## Articolo
Ritorno al passato: Marco Rizzo con Putin, i pacifisti con Giorgio La Pira

Nello scemenzaio del dibattito pubblico nostrano si arriva all’obbrobrio di Marco Rizzo che inneggia alla morte di Gorbaciov.

Pierfranco Pellizzetti

Come ha scritto Lucio Caracciolo sul numero 6/22 di Limes, “molti fra noi occidentali sono stanchi di Ucraina, ma l’Ucraina non è stanca di noi”. Ossia, dopo la totale occupazione mediatica della conversazione ininterrotta sull’invasione russa, durata alcuni mesi, ormai si direbbe scattato l’effetto “marziano a Roma”. Come nella piece di Ennio Flaiano, l’alieno atterrato nella capitale veniva accantonato in quanto noioso e risaputo dopo poche settimane di celebrità, così ora la tragedia di un popolo produce stanchezza e sbadigli. Un segnale è la sparizione dei pacifisti della prima ora, intenti a mostrarci quanto belle fossero le loro anime e quanto eticamente encomiabile risultasse il loro tormentone “pace/trattativa”; nella puerile ricostruzione della vicenda come un litigio tra ragazzini irresponsabili, da riportare alla ragione con qualche rimbrotto e l’ostentazione di una superiore moralità. Il semplificazionismo dei cattolici davanti alle questioni geopolitiche, affrontate con l’allegra sfrontatezza che viene da lontano di chi presume di avere la verità (di fede) in tasca. La politica come predicazione, perennemente sul filo del narcisismo, talora in area fiorentina. A partire dall’esempio preclaro del “sindaco santo” Giorgio La Pira, che anteponeva alle funzioni amministrative l’impegno per la pace del mondo, incontrando Ho Chi Min e ammonendo Pinochet (senza ottenere particolare ascolto da entrambi). Effetto inevitabile dell’anteporre la propria visione del mondo alla realtà vera del mondo. E se il mondo non ascolta ci si scoccia e si passa a un’altra predicazione. Senza rendersi conto del perché – ad esempio – Putin non ha dato retta a chi diceva “pace, pace”. Visto che in ballo nella vicenda Ucraina non c’è qualche modesto possedimento terriero da fanciullesco gioco del Monopoli, bensì niente meno che il ridisegno degli equilibri mondiali dopo la fine del secolo americano. Perseguito da un politico visionario (nel senso deteriore del termine) che vagheggia/vaneggia il sogno di ripristinare l’impero degli zar. Sicché il bersaglio del Cremlino non è Kiev bensì il soft power americano come egemonia mondiale e la condizione dell’Unione europea quale caudataria di Washington; da ridurre a miti consigli (e smascherarne l’impotenza) attraverso le mosse iugulatorie in politica energetica.

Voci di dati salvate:
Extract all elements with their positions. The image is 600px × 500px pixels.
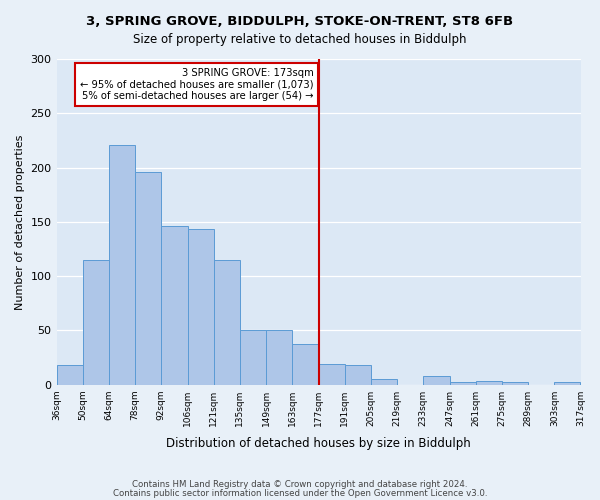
Bar	[240, 330, 266, 384]
Bar	[83, 260, 109, 384]
Bar	[476, 382, 502, 384]
Text: Size of property relative to detached houses in Biddulph: Size of property relative to detached ho…	[133, 32, 467, 46]
Bar	[319, 364, 345, 384]
Bar	[502, 382, 528, 384]
Bar	[449, 382, 476, 384]
Text: 3 SPRING GROVE: 173sqm
← 95% of detached houses are smaller (1,073)
5% of semi-d: 3 SPRING GROVE: 173sqm ← 95% of detached…	[80, 68, 313, 101]
Bar	[56, 365, 83, 384]
Bar	[135, 172, 161, 384]
Bar	[424, 376, 449, 384]
Bar	[345, 365, 371, 384]
Bar	[109, 145, 135, 384]
Bar	[161, 226, 188, 384]
Text: Contains HM Land Registry data © Crown copyright and database right 2024.: Contains HM Land Registry data © Crown c…	[132, 480, 468, 489]
Bar	[266, 330, 292, 384]
Bar	[188, 230, 214, 384]
Text: 3, SPRING GROVE, BIDDULPH, STOKE-ON-TRENT, ST8 6FB: 3, SPRING GROVE, BIDDULPH, STOKE-ON-TREN…	[86, 15, 514, 28]
Bar	[214, 260, 240, 384]
Text: Contains public sector information licensed under the Open Government Licence v3: Contains public sector information licen…	[113, 489, 487, 498]
Y-axis label: Number of detached properties: Number of detached properties	[15, 134, 25, 310]
Bar	[292, 344, 319, 385]
Bar	[371, 379, 397, 384]
Bar	[554, 382, 580, 384]
X-axis label: Distribution of detached houses by size in Biddulph: Distribution of detached houses by size …	[166, 437, 471, 450]
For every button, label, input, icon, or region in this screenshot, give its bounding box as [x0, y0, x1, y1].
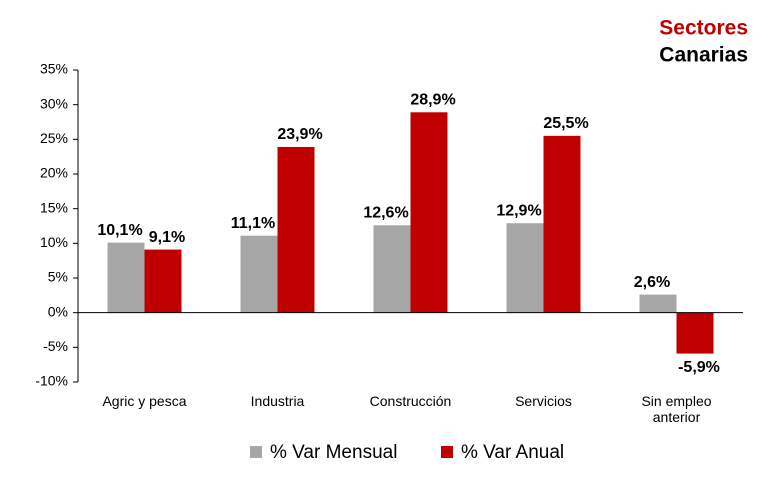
data-label: 11,1%: [231, 215, 275, 232]
y-tick-label: 30%: [40, 95, 68, 111]
chart-title: Sectores: [659, 17, 748, 40]
data-label: 2,6%: [634, 274, 670, 291]
bar: [240, 235, 278, 313]
y-tick-label: -10%: [35, 373, 68, 389]
x-tick-label: Industria: [250, 393, 305, 409]
data-label: 25,5%: [543, 115, 588, 132]
bar: [107, 242, 145, 313]
bar: [373, 225, 411, 313]
legend-label: % Var Mensual: [270, 442, 397, 463]
chart-subtitle: Canarias: [659, 44, 748, 67]
bar: [676, 312, 714, 354]
x-tick-label: Agric y pesca: [102, 393, 187, 409]
data-label: 10,1%: [97, 222, 142, 239]
data-label: -5,9%: [678, 359, 720, 376]
data-label: 12,6%: [363, 205, 408, 222]
y-tick-label: 15%: [40, 199, 68, 215]
bar: [277, 146, 315, 313]
data-label: 28,9%: [410, 92, 455, 109]
data-label: 9,1%: [149, 229, 185, 246]
y-tick-label: 20%: [40, 165, 68, 181]
data-label: 23,9%: [277, 126, 322, 143]
bar: [543, 135, 581, 313]
bar: [144, 249, 182, 313]
x-tick-label: Sin empleo anterior: [641, 393, 712, 425]
legend-label: % Var Anual: [461, 442, 564, 463]
legend-swatch: [250, 446, 262, 458]
y-tick-label: 35%: [40, 61, 68, 77]
x-tick-label: Servicios: [515, 393, 572, 409]
y-tick-label: 5%: [48, 269, 68, 285]
bar: [410, 112, 448, 313]
y-tick-label: 0%: [48, 303, 68, 319]
x-tick-label: Construcción: [369, 393, 452, 409]
bar: [639, 294, 677, 313]
y-tick-label: 10%: [40, 234, 68, 250]
data-label: 12,9%: [496, 202, 541, 219]
y-tick-label: 25%: [40, 130, 68, 146]
y-tick-label: -5%: [43, 338, 68, 354]
legend-swatch: [441, 446, 453, 458]
bar: [506, 223, 544, 313]
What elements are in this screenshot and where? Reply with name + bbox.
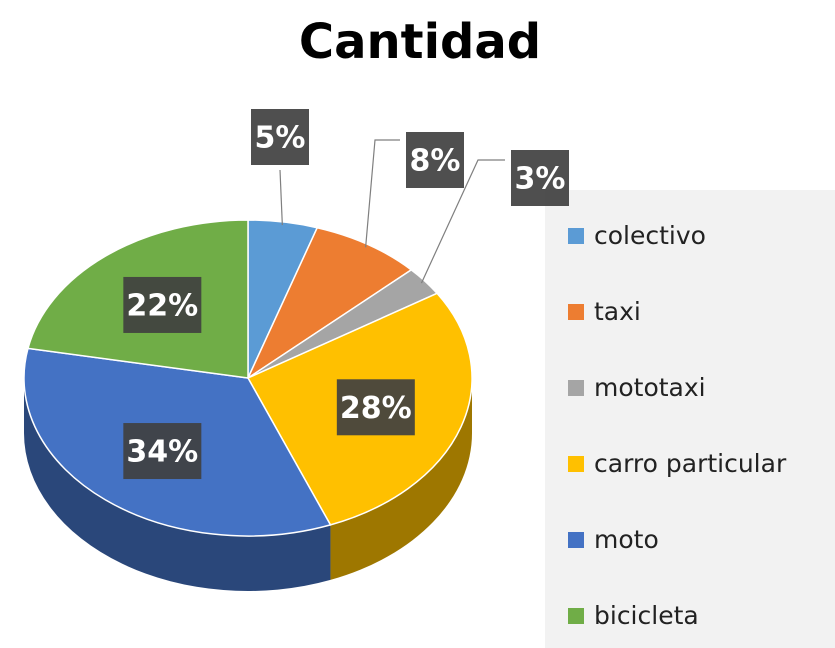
legend-label: moto: [594, 525, 659, 554]
legend-label: colectivo: [594, 221, 706, 250]
legend-swatch: [568, 228, 584, 244]
label-box: [123, 276, 202, 333]
legend-label: taxi: [594, 297, 641, 326]
legend-label: mototaxi: [594, 373, 706, 402]
pie-side: [330, 378, 472, 580]
legend-box: [545, 190, 835, 648]
legend-label: bicicleta: [594, 601, 699, 630]
legend-swatch: [568, 380, 584, 396]
legend-swatch: [568, 304, 584, 320]
label-box: [251, 109, 309, 165]
data-label: 34%: [126, 435, 198, 470]
legend: colectivo taxi mototaxi carro particular mot…: [568, 221, 787, 630]
data-label: 3%: [515, 162, 566, 197]
legend-swatch: [568, 456, 584, 472]
pie-side: [24, 378, 331, 591]
pie-tops: [23, 219, 473, 537]
legend-swatch: [568, 532, 584, 548]
label-box: [511, 150, 569, 206]
label-box: [406, 132, 464, 188]
legend-swatch: [568, 608, 584, 624]
label-box: [336, 379, 415, 436]
pie-slice: [246, 226, 413, 381]
label-box: [123, 423, 202, 480]
legend-label: carro particular: [594, 449, 787, 478]
data-labels: 5% 8% 3% 28% 34% 22%: [123, 109, 569, 480]
leader-line: [365, 139, 400, 248]
data-label: 5%: [255, 121, 306, 156]
data-label: 8%: [410, 144, 461, 179]
data-label: 22%: [126, 288, 198, 323]
chart-title: Cantidad: [299, 14, 541, 70]
leader-line: [279, 169, 283, 226]
pie-sides: [24, 378, 472, 591]
data-label: 28%: [340, 391, 412, 426]
leader-line: [420, 159, 505, 284]
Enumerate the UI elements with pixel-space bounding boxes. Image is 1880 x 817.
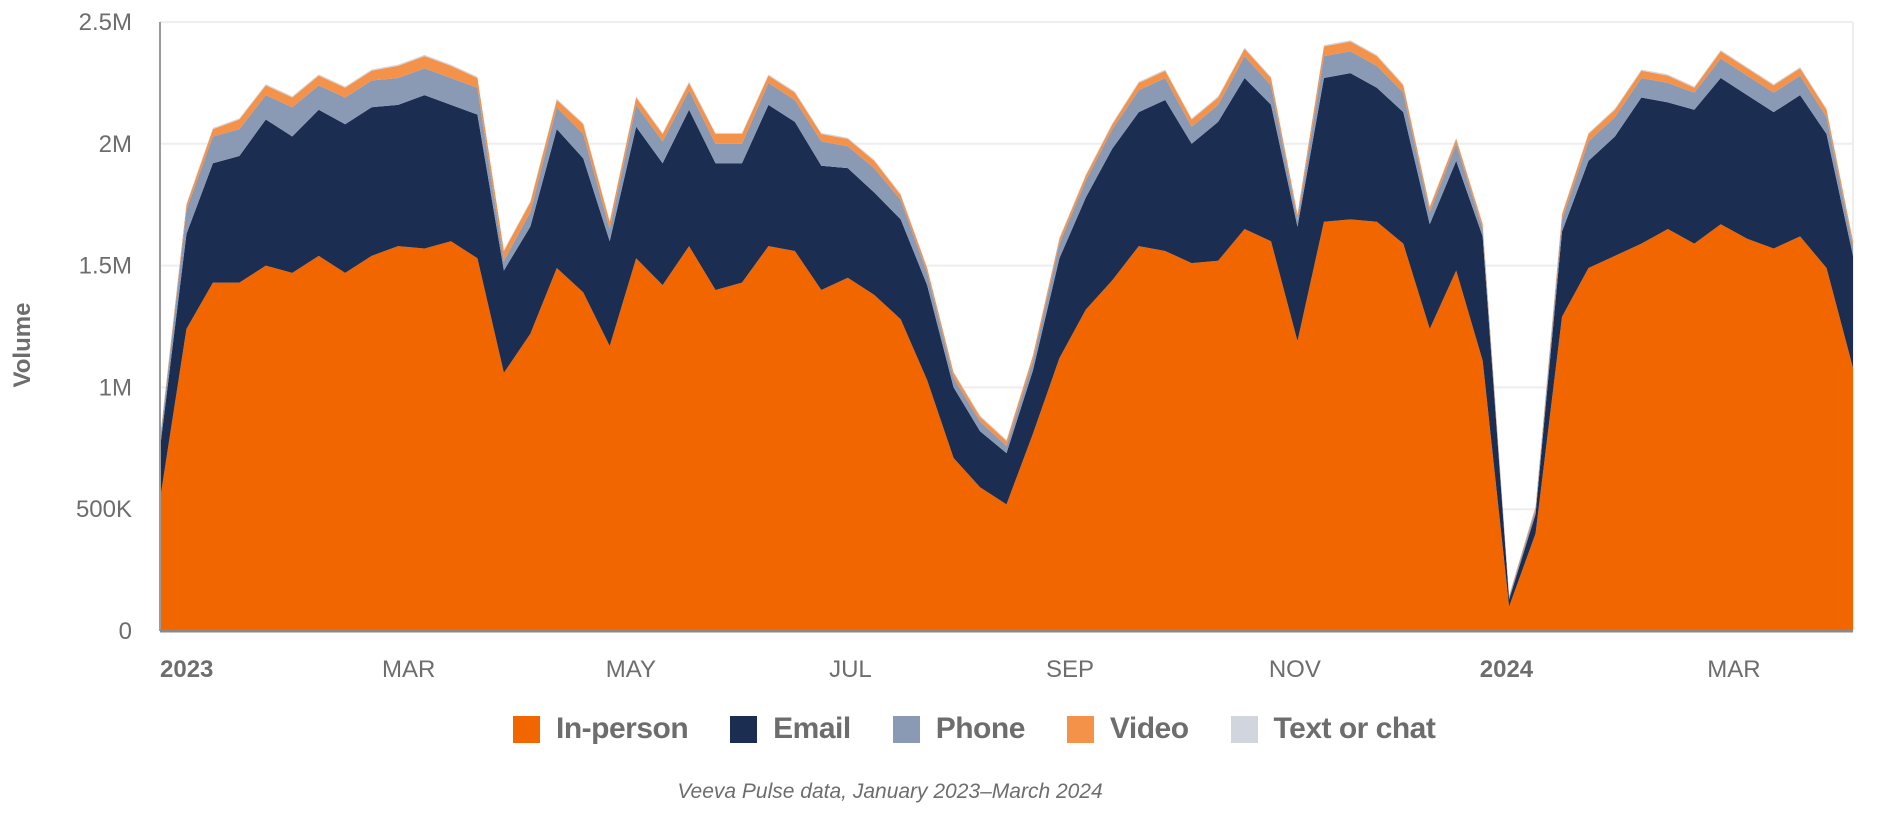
legend-label: Text or chat <box>1273 712 1436 745</box>
y-tick-label: 1.5M <box>79 253 132 280</box>
x-tick-labels: 2023 MAR MAY JUL SEP NOV 2024 MAR <box>160 656 1761 683</box>
legend-swatch-phone <box>892 715 920 743</box>
legend-label: Video <box>1109 712 1189 745</box>
x-tick-label: 2024 <box>1480 656 1534 683</box>
area-phone <box>160 51 1853 600</box>
y-tick-labels: 0 500K 1M 1.5M 2M 2.5M <box>76 9 132 645</box>
y-tick-label: 2M <box>99 131 132 158</box>
legend-item-in-person: In-person <box>513 712 689 746</box>
legend-label: In-person <box>556 712 689 745</box>
legend-item-phone: Phone <box>892 712 1026 746</box>
legend-label: Phone <box>935 712 1026 745</box>
x-tick-label: SEP <box>1046 656 1094 683</box>
source-caption: Veeva Pulse data, January 2023–March 202… <box>677 780 1103 803</box>
x-tick-label: MAR <box>382 656 435 683</box>
area-email <box>160 73 1853 607</box>
y-axis-label: Volume <box>9 303 36 388</box>
legend: In-person Email Phone Video Text or chat <box>513 712 1477 746</box>
legend-item-email: Email <box>730 712 851 746</box>
x-tick-label: 2023 <box>160 656 213 683</box>
x-tick-label: MAR <box>1707 656 1760 683</box>
x-tick-label: JUL <box>829 656 872 683</box>
y-tick-label: 0 <box>119 618 132 645</box>
legend-swatch-text-or-chat <box>1230 715 1258 743</box>
legend-item-video: Video <box>1066 712 1189 746</box>
legend-swatch-in-person <box>513 715 540 743</box>
legend-swatch-video <box>1066 715 1094 743</box>
legend-item-text-or-chat: Text or chat <box>1230 712 1436 746</box>
x-tick-label: NOV <box>1269 656 1321 683</box>
series-areas <box>160 40 1853 632</box>
y-tick-label: 2.5M <box>79 9 132 36</box>
y-tick-label: 1M <box>99 374 132 401</box>
area-in-person <box>160 219 1853 632</box>
x-tick-label: MAY <box>606 656 656 683</box>
legend-label: Email <box>773 712 851 745</box>
axes <box>159 22 1853 633</box>
y-tick-label: 500K <box>76 496 132 523</box>
legend-swatch-email <box>730 715 758 743</box>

## Il compito
Prosegui l'articolo su Putin, l'Ucraina e i pacifisti, riprendendo subito dopo l'ultima frase riportata.

## Risposta qui sotto
Tutti punti critici che sfuggivano all’analisi dei propugnatori nostrani di pace come ora agli appassionati di nuovi “marziani a Roma”, atterrati nel dibattito elettorale. Sicché la “stanchezza” di Ucraina” – denunciata da Caracciolo – evolve nello scemenzaio di un dibattito su chi ha fatto cadere Draghi (che se ne è voluto andare da solo), sulla necessità di più Europa (questa Europa), sul maschilismo di chi vorrebbe privare Giorgia Meloni del titolo di donna della Provvidenza, sui campi larghi/lunghi del geometra prestato alla politica Enrico Letta, su chi nella vita ha mai lavorato (nella scelta imbarazzante tra Matteo Salvini, Andrea Orlando e il portaborse confindustriale Carlo Calenda), su chi ha fatto più cose buone tra Benito Mussolini e Silvio Berlusconi.

Mentre la sempre incombente questione energetica non si traduce in un esame critico sui ritardi nella transizione alle rinnovabili, bensì su cavatine (blocco dei prezzi) e ritorni al passato (carbonizzazione e nucleare a tavoletta); l’impostazione preferita da due controriformisti patentati quali il nume offeso Mario Draghi e il ministro illusionista Roberto Cingolani. Sicché tra giochi delle tre carte e predicozzi questo è quanto ci passa il dibattito pubblico nostrano. Perennemente retroverso, sino ad arrivare all’obbrobrio di Marco Rizzo, che dichiara di aver atteso trent’anni per poter inneggiare alla morte di Gorbaciov. In perfetta sintonia con il reazionario zarista Putin nell’imputare all’ex premio Nobel per la pace la liquidazione dell’URSS. Spiace non sia più tra noi l’amico Giulietto Chiesa per spiegare che, nonostante gli errori (riformare l’impero sovietico a partire dal dibattito pubblico e non dall’economia, come fece con successo Deng Xiaoping in Cina) Gorbaciov, smontando la costruzione propagandistica reaganiana dell’impero del male, disarmava la nevrosi manichea (da Guerra Fredda) su cui si puntella l’impero stelle-strisce. Riflessioni improponibili nell’inarrestabile decadenza in cui vegetiamo. Tra sterili narcisismi e ottusa cattiveria.